*EXERCISE DETAILS*. Each line that contains "Detoxing" needs to be copied from the listing.

*DATA PROVIDED*.
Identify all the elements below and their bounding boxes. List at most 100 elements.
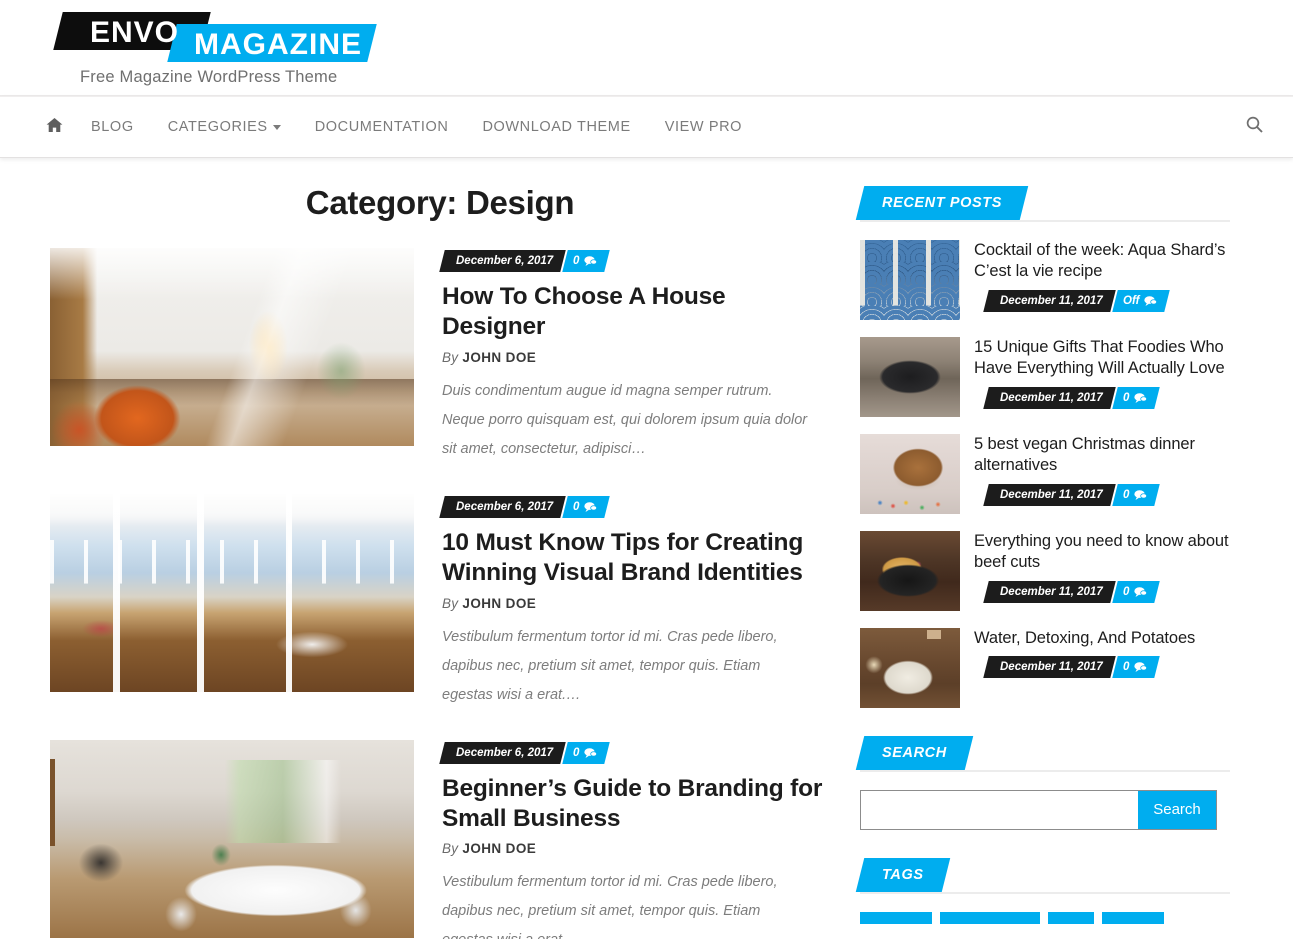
widget-title: TAGS: [882, 866, 924, 883]
recent-post-comment-count: Off: [1122, 294, 1140, 307]
recent-post-item: Water, Detoxing, And Potatoes December 1…: [860, 627, 1230, 708]
post-excerpt: Vestibulum fermentum tortor id mi. Cras …: [442, 628, 778, 703]
site-header: ENVO MAGAZINE Free Magazine WordPress Th…: [0, 0, 1293, 96]
comment-bubble-icon: [1134, 392, 1148, 404]
nav-item-home[interactable]: [46, 117, 63, 138]
post-date-badge: December 6, 2017: [439, 495, 566, 518]
comment-bubble-icon: [584, 255, 598, 267]
nav-item-categories[interactable]: CATEGORIES: [168, 119, 281, 135]
recent-post-meta-badge: December 11, 2017 0: [983, 386, 1160, 409]
recent-post-comment-badge[interactable]: 0: [1111, 483, 1160, 506]
post-image: [50, 248, 414, 446]
post-thumbnail[interactable]: [50, 739, 414, 938]
site-tagline: Free Magazine WordPress Theme: [80, 68, 338, 86]
post-author: By JOHN DOE: [442, 596, 830, 611]
recent-post-thumbnail[interactable]: [860, 336, 960, 417]
logo-text-secondary: MAGAZINE: [194, 28, 362, 61]
post-title[interactable]: How To Choose A House Designer: [442, 282, 830, 343]
post-comment-badge[interactable]: 0: [562, 250, 611, 272]
post-comment-badge[interactable]: 0: [562, 741, 611, 764]
widget-title-tab: RECENT POSTS: [855, 186, 1029, 220]
by-label: By: [442, 595, 459, 611]
post-date: December 6, 2017: [456, 255, 554, 267]
page-title: Category: Design: [305, 184, 575, 221]
post-comment-badge[interactable]: 0: [562, 495, 611, 518]
recent-post-item: 5 best vegan Christmas dinner alternativ…: [860, 433, 1230, 516]
widget-search: SEARCH Search: [855, 735, 1230, 830]
recent-post-body: Cocktail of the week: Aqua Shard’s C’est…: [960, 240, 1230, 322]
post-meta-badge: December 6, 2017 0: [439, 250, 611, 272]
recent-post-thumbnail[interactable]: [860, 240, 960, 320]
recent-post-title[interactable]: 5 best vegan Christmas dinner alternativ…: [974, 434, 1230, 477]
by-label: By: [442, 349, 459, 365]
nav-item-label: BLOG: [91, 119, 134, 135]
recent-post-thumbnail[interactable]: [860, 627, 960, 708]
post-comment-count: 0: [573, 255, 580, 267]
nav-item-label: VIEW PRO: [664, 119, 743, 135]
post-thumbnail[interactable]: [50, 248, 414, 446]
recent-post-comment-badge[interactable]: 0: [1111, 386, 1160, 409]
author-name[interactable]: JOHN DOE: [462, 841, 536, 856]
tag-item[interactable]: [860, 911, 932, 924]
recent-post-image: [860, 530, 960, 611]
recent-post-title[interactable]: Everything you need to know about beef c…: [974, 531, 1230, 574]
page-body: Category: Design December 6, 2017 0 How …: [0, 158, 1293, 939]
recent-post-date-badge: December 11, 2017: [983, 655, 1116, 678]
nav-item-label: DOWNLOAD THEME: [482, 119, 631, 135]
recent-post-image: [860, 627, 960, 708]
recent-post-comment-badge[interactable]: 0: [1111, 580, 1160, 603]
tag-item[interactable]: [940, 911, 1040, 924]
post-meta-badge: December 6, 2017 0: [439, 495, 611, 518]
site-logo[interactable]: ENVO MAGAZINE Free Magazine WordPress Th…: [53, 8, 388, 88]
tag-item[interactable]: [1048, 911, 1094, 924]
recent-post-title[interactable]: Water, Detoxing, And Potatoes: [974, 628, 1230, 649]
nav-item-blog[interactable]: BLOG: [91, 119, 134, 135]
post-body: December 6, 2017 0 How To Choose A House…: [414, 248, 830, 464]
widget-header: SEARCH: [855, 735, 1230, 772]
nav-item-documentation[interactable]: DOCUMENTATION: [315, 119, 449, 135]
widget-title-tab: TAGS: [855, 857, 950, 892]
recent-post-meta-badge: December 11, 2017 Off: [983, 289, 1170, 312]
author-name[interactable]: JOHN DOE: [462, 596, 536, 611]
nav-item-download-theme[interactable]: DOWNLOAD THEME: [482, 119, 630, 135]
tag-item[interactable]: [1102, 911, 1164, 924]
recent-post-date-badge: December 11, 2017: [983, 289, 1116, 312]
search-icon: [1246, 116, 1263, 138]
post-meta-badge: December 6, 2017 0: [439, 741, 611, 764]
recent-post-body: 5 best vegan Christmas dinner alternativ…: [960, 434, 1230, 516]
chevron-down-icon: [272, 124, 281, 130]
recent-post-date: December 11, 2017: [1000, 488, 1103, 501]
by-label: By: [442, 841, 459, 857]
post-title[interactable]: Beginner’s Guide to Branding for Small B…: [442, 774, 830, 835]
recent-post-thumbnail[interactable]: [860, 530, 960, 611]
recent-post-thumbnail[interactable]: [860, 433, 960, 514]
post-item: December 6, 2017 0 10 Must Know Tips for…: [50, 493, 830, 710]
post-thumbnail[interactable]: [50, 493, 414, 692]
recent-post-image: [860, 433, 960, 514]
comment-bubble-icon: [1134, 661, 1148, 673]
recent-post-comment-badge[interactable]: 0: [1111, 655, 1160, 678]
recent-post-date: December 11, 2017: [1000, 294, 1103, 307]
search-button[interactable]: Search: [1138, 790, 1216, 829]
post-author: By JOHN DOE: [442, 841, 830, 856]
post-item: December 6, 2017 0 Beginner’s Guide to B…: [50, 739, 830, 939]
recent-post-title[interactable]: Cocktail of the week: Aqua Shard’s C’est…: [974, 240, 1230, 283]
widget-tags: TAGS: [855, 857, 1230, 924]
recent-post-comment-badge[interactable]: Off: [1111, 289, 1170, 312]
post-comment-count: 0: [573, 500, 580, 513]
search-input[interactable]: [861, 790, 1138, 829]
author-name[interactable]: JOHN DOE: [462, 350, 536, 365]
nav-search-toggle[interactable]: [1246, 116, 1263, 138]
nav-item-view-pro[interactable]: VIEW PRO: [665, 119, 742, 135]
recent-post-item: 15 Unique Gifts That Foodies Who Have Ev…: [860, 336, 1230, 419]
recent-post-comment-count: 0: [1122, 488, 1130, 501]
recent-post-image: [860, 240, 960, 320]
widget-title: RECENT POSTS: [882, 195, 1002, 211]
widget-title-tab: SEARCH: [855, 735, 974, 770]
widget-recent-posts: RECENT POSTS Cocktail of the week: Aqua …: [855, 186, 1230, 708]
post-title[interactable]: 10 Must Know Tips for Creating Winning V…: [442, 528, 830, 589]
recent-post-date: December 11, 2017: [1000, 585, 1103, 598]
recent-post-body: 15 Unique Gifts That Foodies Who Have Ev…: [960, 337, 1230, 419]
recent-post-title[interactable]: 15 Unique Gifts That Foodies Who Have Ev…: [974, 337, 1230, 380]
widget-title: SEARCH: [882, 744, 947, 761]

*RESPONSE AREA*.
recent-post-item: Water, Detoxing, And Potatoes December 1…: [860, 627, 1230, 708]
recent-post-title[interactable]: Water, Detoxing, And Potatoes: [974, 628, 1230, 649]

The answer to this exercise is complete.